(GIVEN INSTRUCTION)
Copy each line in the data that includes the word "structured".

(PROVIDED MATERIAL)
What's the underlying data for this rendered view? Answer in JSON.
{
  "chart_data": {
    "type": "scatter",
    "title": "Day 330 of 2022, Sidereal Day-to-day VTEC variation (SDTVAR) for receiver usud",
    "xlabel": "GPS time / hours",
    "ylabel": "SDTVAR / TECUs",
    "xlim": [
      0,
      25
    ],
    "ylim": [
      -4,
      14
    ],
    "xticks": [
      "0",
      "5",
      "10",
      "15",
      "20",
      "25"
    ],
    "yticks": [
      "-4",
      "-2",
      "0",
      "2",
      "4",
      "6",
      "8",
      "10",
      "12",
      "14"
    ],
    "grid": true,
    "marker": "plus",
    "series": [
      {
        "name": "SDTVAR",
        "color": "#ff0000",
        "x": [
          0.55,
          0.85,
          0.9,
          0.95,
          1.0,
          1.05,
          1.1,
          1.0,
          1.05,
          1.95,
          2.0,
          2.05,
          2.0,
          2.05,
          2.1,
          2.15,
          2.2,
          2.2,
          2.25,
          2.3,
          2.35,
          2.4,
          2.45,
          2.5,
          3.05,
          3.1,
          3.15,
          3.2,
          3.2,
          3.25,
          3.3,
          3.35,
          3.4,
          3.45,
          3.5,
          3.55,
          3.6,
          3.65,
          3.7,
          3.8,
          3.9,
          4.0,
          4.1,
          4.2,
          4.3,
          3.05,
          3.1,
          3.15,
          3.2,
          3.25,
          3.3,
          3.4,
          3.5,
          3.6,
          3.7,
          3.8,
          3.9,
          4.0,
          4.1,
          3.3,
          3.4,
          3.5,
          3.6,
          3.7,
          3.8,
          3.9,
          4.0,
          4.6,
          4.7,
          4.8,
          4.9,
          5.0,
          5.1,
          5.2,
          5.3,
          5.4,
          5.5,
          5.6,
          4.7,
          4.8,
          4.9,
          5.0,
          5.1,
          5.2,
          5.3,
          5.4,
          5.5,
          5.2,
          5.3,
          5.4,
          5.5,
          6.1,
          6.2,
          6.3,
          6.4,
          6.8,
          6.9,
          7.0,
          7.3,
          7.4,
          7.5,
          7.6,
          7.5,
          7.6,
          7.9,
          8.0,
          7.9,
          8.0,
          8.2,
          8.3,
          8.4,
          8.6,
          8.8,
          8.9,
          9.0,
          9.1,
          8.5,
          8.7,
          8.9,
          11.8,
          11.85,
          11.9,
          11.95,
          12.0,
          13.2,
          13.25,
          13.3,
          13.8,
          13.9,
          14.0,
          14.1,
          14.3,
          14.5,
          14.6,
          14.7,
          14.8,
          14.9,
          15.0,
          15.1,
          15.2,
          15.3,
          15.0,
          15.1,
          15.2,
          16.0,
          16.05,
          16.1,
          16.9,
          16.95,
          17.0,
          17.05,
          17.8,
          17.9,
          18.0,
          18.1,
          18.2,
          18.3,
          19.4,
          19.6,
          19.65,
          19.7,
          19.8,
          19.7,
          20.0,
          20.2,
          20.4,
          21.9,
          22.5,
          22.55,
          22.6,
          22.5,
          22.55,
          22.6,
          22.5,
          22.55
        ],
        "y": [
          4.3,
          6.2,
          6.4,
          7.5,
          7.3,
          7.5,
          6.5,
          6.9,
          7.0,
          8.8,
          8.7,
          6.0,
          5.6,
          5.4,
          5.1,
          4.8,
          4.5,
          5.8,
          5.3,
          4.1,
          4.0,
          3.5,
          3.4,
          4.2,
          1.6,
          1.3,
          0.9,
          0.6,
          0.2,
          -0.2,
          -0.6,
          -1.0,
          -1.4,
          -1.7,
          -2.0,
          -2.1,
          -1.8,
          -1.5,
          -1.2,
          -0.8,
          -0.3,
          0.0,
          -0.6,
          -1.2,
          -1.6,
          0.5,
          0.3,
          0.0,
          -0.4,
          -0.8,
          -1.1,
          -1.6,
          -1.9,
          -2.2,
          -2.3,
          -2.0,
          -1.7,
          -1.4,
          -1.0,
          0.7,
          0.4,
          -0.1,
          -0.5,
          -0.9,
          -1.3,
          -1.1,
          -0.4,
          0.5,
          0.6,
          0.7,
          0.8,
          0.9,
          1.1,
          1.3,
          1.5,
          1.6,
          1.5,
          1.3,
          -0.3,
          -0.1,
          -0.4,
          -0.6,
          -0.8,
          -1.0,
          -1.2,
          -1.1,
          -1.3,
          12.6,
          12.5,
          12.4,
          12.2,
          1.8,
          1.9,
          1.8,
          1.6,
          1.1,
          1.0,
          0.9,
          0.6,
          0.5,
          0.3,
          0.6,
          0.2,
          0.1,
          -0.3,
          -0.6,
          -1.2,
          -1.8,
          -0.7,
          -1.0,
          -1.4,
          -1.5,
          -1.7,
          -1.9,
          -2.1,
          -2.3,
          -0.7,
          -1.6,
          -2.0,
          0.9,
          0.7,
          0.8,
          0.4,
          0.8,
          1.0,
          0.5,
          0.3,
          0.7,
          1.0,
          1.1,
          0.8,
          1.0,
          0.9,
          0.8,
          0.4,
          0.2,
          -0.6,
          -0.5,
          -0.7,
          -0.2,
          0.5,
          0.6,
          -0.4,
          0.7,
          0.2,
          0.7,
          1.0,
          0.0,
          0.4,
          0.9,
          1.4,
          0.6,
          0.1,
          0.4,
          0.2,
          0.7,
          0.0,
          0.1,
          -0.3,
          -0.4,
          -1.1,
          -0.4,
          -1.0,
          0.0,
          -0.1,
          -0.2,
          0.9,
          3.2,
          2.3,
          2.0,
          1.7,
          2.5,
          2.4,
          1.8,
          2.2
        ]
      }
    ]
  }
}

--

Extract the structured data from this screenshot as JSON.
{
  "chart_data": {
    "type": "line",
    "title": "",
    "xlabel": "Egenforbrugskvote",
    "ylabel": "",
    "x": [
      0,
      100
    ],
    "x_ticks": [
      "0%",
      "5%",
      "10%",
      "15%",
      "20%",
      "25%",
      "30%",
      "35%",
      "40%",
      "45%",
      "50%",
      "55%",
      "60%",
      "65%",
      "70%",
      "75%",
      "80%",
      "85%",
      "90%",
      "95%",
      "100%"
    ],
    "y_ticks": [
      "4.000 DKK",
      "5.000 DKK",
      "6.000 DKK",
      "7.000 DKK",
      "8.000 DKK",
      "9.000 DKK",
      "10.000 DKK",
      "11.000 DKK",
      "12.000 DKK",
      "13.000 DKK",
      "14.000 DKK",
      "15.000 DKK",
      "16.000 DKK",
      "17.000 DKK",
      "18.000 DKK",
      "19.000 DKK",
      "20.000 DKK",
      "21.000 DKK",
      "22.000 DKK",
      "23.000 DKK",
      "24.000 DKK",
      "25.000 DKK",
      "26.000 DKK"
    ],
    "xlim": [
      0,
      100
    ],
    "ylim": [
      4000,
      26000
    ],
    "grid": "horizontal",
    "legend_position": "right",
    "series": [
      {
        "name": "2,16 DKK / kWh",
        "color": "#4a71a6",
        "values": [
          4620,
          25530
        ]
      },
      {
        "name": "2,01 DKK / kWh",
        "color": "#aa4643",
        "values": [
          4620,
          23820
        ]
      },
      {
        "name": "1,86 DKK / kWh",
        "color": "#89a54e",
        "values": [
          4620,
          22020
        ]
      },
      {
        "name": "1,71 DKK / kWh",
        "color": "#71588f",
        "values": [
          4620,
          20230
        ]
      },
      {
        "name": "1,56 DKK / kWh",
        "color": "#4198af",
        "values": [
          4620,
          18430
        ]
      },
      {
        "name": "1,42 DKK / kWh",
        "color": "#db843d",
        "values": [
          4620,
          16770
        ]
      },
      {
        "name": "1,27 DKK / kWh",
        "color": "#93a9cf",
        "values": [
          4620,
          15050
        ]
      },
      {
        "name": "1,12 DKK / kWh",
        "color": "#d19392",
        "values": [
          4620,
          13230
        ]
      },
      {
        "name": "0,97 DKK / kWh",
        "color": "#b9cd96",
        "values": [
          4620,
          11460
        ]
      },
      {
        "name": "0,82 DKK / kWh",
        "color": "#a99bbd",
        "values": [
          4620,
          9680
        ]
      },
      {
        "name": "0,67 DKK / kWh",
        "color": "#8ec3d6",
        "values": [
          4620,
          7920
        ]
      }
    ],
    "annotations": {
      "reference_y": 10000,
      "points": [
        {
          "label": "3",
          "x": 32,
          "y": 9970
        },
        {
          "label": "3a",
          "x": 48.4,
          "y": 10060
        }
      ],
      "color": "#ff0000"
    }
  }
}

---

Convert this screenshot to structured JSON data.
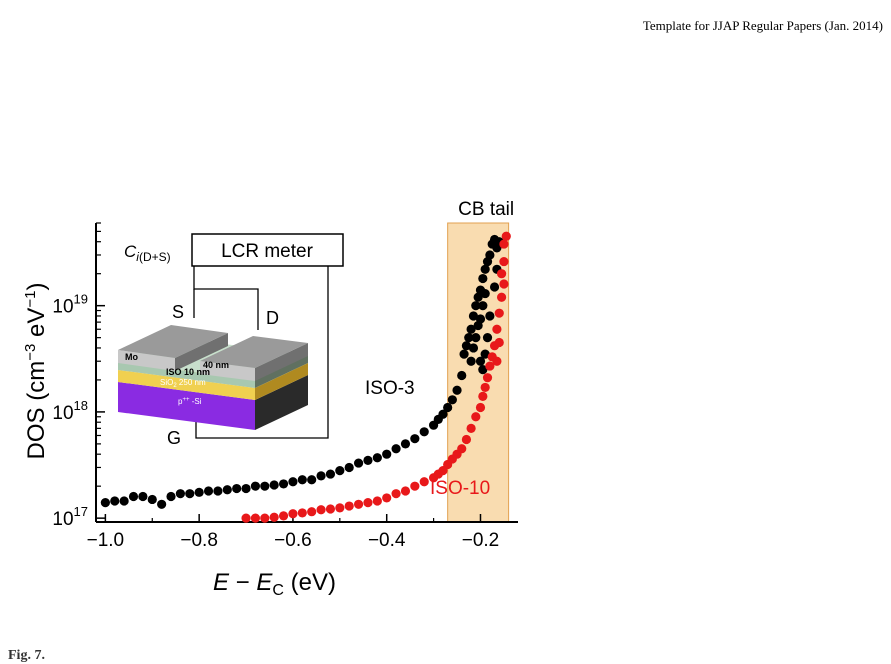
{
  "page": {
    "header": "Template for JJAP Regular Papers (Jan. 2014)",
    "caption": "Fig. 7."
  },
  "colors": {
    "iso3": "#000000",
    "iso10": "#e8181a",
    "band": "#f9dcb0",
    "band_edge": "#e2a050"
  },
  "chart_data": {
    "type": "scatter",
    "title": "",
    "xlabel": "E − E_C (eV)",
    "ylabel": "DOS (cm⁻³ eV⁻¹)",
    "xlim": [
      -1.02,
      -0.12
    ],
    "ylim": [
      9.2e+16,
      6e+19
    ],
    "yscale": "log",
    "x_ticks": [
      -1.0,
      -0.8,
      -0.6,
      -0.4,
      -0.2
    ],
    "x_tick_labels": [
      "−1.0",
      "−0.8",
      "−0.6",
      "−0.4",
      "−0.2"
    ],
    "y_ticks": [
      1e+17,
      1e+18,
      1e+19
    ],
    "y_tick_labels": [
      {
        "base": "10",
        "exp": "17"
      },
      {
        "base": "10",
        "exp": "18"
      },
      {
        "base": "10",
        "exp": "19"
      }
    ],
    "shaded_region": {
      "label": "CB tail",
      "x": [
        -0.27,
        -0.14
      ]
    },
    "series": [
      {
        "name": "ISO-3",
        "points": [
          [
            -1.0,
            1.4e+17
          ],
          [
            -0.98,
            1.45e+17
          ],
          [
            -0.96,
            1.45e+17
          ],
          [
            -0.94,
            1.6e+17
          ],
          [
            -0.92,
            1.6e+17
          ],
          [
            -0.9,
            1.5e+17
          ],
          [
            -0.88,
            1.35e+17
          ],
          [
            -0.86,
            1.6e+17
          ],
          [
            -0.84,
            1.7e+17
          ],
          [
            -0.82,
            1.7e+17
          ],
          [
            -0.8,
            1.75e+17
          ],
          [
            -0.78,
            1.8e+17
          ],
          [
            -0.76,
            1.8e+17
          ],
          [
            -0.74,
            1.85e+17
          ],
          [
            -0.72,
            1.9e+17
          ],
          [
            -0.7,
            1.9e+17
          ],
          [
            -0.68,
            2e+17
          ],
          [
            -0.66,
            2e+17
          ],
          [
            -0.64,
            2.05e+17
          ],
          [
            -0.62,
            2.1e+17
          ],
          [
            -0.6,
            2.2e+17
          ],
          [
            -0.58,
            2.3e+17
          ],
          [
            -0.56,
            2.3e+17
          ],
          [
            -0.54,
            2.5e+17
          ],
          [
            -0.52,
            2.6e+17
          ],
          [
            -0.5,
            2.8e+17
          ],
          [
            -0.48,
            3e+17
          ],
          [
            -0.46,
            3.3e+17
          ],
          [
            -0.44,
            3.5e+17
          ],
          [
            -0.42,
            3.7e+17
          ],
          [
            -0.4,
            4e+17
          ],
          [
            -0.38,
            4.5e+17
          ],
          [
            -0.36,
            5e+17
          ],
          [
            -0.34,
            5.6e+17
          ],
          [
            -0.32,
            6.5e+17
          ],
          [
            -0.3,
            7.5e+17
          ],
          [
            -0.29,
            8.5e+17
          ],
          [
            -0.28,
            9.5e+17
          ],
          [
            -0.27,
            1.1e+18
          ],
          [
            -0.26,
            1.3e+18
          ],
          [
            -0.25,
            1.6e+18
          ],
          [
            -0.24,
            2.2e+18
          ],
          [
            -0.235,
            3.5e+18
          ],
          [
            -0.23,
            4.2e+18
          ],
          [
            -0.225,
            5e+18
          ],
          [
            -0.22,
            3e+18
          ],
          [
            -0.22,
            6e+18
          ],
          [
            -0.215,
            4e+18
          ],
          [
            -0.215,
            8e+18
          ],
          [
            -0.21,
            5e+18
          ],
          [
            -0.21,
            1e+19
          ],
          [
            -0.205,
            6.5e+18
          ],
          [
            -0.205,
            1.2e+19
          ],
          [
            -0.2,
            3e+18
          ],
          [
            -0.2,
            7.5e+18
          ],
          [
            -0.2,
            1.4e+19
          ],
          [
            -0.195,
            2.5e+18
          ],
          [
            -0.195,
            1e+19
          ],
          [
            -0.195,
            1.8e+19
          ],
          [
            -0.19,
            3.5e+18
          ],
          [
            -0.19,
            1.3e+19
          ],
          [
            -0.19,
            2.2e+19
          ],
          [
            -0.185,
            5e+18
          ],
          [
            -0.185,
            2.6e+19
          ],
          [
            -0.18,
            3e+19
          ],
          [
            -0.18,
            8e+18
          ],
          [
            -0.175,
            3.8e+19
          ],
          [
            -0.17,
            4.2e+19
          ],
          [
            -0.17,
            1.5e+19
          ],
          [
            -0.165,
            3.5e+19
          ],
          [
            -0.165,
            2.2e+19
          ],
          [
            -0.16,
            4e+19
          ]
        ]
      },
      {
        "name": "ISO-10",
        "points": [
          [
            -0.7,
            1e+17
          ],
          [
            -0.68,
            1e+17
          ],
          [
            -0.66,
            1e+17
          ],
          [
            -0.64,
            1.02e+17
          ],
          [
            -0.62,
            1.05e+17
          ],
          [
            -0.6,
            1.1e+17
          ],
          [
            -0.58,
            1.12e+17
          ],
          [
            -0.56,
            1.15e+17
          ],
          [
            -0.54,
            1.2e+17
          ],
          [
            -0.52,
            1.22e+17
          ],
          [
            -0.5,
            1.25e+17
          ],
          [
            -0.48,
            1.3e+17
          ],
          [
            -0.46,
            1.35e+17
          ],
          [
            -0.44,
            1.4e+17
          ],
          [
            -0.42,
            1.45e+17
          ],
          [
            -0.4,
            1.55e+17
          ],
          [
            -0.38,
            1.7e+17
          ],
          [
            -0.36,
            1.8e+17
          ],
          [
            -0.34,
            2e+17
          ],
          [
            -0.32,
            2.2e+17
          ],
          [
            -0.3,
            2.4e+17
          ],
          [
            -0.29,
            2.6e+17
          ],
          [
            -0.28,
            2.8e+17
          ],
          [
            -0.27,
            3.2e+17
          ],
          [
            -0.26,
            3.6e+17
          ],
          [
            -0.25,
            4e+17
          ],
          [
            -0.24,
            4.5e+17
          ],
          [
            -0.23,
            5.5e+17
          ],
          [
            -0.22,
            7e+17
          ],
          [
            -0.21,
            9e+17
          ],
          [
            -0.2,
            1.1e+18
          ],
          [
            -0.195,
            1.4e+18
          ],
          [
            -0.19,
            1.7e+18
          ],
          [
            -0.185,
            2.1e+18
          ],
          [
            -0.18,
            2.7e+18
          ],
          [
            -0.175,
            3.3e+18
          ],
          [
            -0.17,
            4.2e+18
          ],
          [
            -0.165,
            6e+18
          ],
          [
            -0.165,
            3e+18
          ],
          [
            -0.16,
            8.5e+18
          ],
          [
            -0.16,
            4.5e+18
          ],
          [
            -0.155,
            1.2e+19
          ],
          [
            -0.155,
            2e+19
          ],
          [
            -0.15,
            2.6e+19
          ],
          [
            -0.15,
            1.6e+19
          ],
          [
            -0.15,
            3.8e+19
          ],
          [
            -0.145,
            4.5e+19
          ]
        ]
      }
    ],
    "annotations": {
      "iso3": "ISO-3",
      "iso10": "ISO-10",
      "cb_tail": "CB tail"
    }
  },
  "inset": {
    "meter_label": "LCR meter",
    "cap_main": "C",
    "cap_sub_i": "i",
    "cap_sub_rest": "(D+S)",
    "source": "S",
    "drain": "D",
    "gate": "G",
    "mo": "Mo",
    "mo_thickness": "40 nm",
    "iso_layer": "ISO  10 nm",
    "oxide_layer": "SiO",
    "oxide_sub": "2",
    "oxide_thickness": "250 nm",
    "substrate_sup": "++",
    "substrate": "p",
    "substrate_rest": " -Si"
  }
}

(TASK RESULT)
Extract the structured data from this screenshot as JSON.
Convert this screenshot to structured JSON data.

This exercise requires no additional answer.